# Task inputs start

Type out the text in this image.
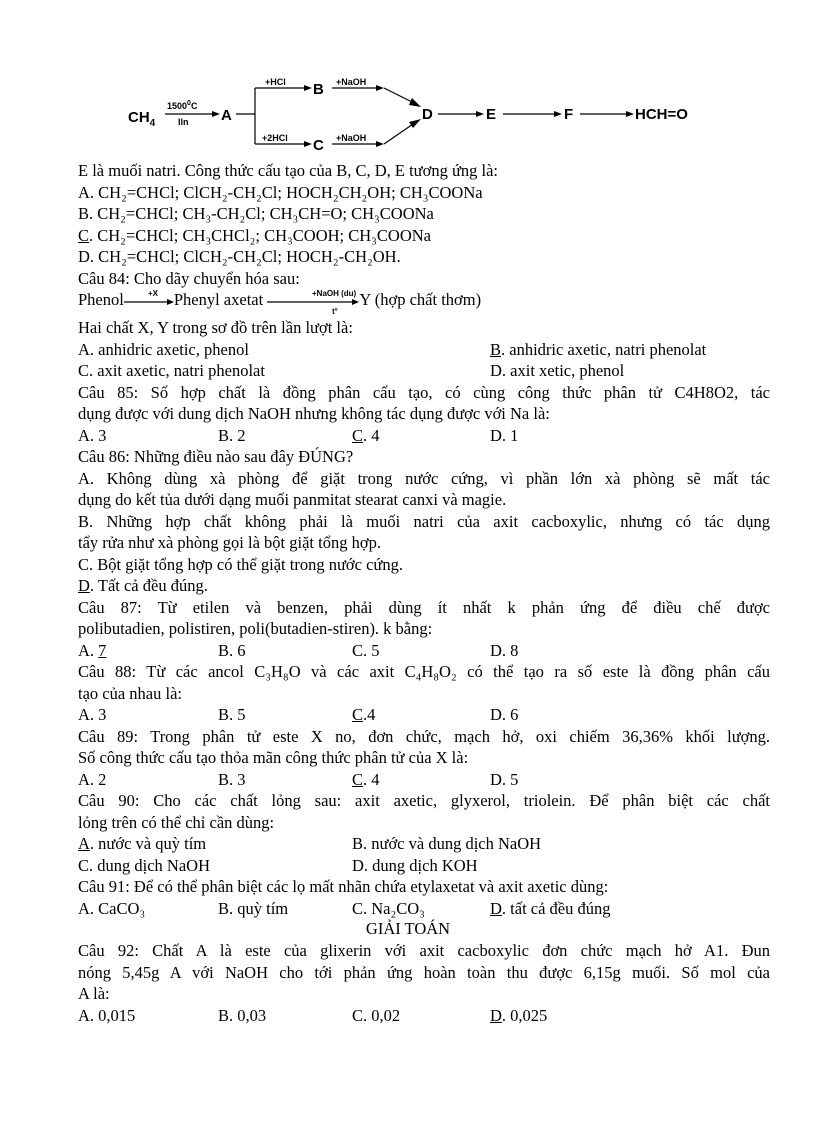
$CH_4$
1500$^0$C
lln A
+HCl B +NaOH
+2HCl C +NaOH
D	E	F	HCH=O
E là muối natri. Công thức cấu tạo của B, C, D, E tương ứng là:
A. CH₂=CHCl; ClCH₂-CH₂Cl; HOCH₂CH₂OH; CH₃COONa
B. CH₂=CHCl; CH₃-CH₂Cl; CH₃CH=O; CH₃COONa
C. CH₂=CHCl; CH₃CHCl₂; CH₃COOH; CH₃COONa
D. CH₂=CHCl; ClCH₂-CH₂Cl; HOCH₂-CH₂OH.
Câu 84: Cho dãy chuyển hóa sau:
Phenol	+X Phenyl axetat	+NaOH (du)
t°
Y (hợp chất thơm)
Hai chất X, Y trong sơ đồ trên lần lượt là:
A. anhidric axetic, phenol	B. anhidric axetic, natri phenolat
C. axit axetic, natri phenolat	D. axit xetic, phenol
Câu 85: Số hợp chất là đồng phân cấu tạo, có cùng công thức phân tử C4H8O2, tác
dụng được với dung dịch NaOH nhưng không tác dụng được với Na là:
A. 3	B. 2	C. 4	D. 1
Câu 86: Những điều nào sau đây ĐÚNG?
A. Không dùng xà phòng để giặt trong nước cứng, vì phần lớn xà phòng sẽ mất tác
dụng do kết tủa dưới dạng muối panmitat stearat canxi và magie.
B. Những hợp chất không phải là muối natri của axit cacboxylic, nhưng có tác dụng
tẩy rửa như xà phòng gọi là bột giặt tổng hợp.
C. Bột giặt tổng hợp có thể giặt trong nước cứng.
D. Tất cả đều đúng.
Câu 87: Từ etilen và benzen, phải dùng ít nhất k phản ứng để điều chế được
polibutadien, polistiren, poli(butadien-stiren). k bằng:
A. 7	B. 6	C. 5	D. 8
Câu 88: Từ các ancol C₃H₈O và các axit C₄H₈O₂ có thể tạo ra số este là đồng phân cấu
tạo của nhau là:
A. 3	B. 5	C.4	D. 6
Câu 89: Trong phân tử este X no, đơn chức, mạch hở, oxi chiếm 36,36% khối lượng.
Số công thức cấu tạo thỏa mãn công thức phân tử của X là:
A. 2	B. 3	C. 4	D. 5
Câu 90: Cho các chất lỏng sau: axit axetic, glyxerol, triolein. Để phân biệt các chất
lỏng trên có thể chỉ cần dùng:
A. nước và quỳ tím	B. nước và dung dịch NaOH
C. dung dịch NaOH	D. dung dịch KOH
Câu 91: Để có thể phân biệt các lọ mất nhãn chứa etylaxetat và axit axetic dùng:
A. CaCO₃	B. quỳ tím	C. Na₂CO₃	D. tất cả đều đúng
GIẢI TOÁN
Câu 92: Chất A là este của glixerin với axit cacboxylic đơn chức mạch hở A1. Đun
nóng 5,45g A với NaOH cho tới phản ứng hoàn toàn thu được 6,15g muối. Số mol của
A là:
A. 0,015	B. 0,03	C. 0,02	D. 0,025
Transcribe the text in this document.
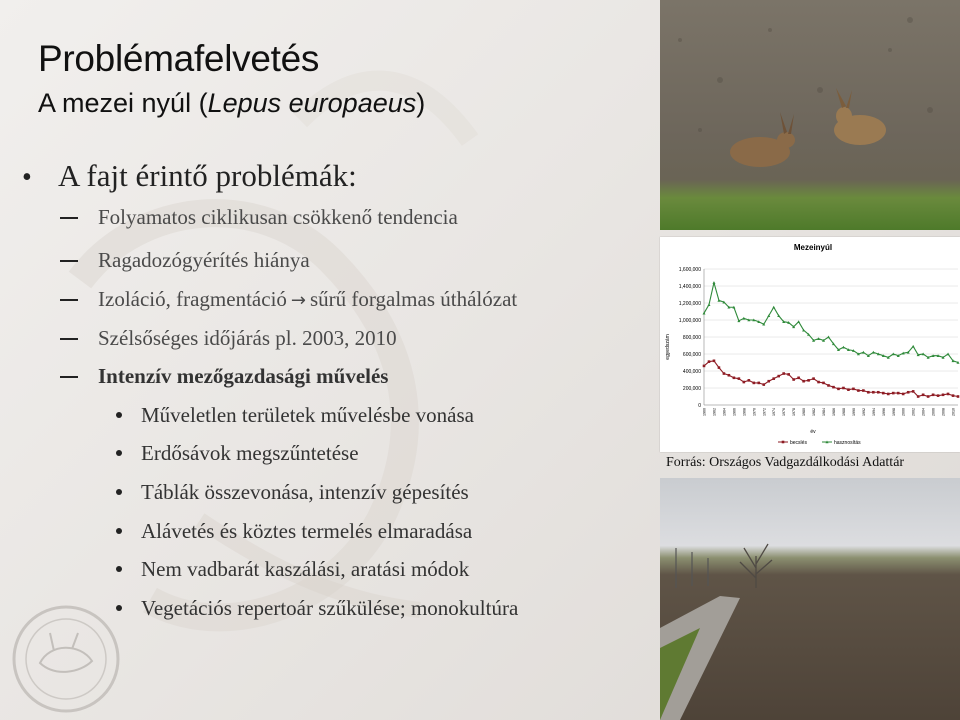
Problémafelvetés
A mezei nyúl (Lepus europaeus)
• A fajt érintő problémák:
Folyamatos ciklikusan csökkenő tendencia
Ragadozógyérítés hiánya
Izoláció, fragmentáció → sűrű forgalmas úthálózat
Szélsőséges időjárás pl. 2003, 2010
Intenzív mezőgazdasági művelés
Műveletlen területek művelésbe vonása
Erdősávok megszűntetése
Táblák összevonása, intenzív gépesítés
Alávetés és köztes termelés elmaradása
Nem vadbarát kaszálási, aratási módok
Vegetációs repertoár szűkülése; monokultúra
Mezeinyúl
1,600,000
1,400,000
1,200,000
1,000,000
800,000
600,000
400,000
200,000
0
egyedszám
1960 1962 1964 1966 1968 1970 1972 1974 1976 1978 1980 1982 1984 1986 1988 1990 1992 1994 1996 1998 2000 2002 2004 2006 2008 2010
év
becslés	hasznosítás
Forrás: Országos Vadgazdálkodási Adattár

# Task inputs end

## [Stated problem]
Determine how many lines of the listing hold the word "mạch" and reply with that figure alone.

## [Finished exercise]
2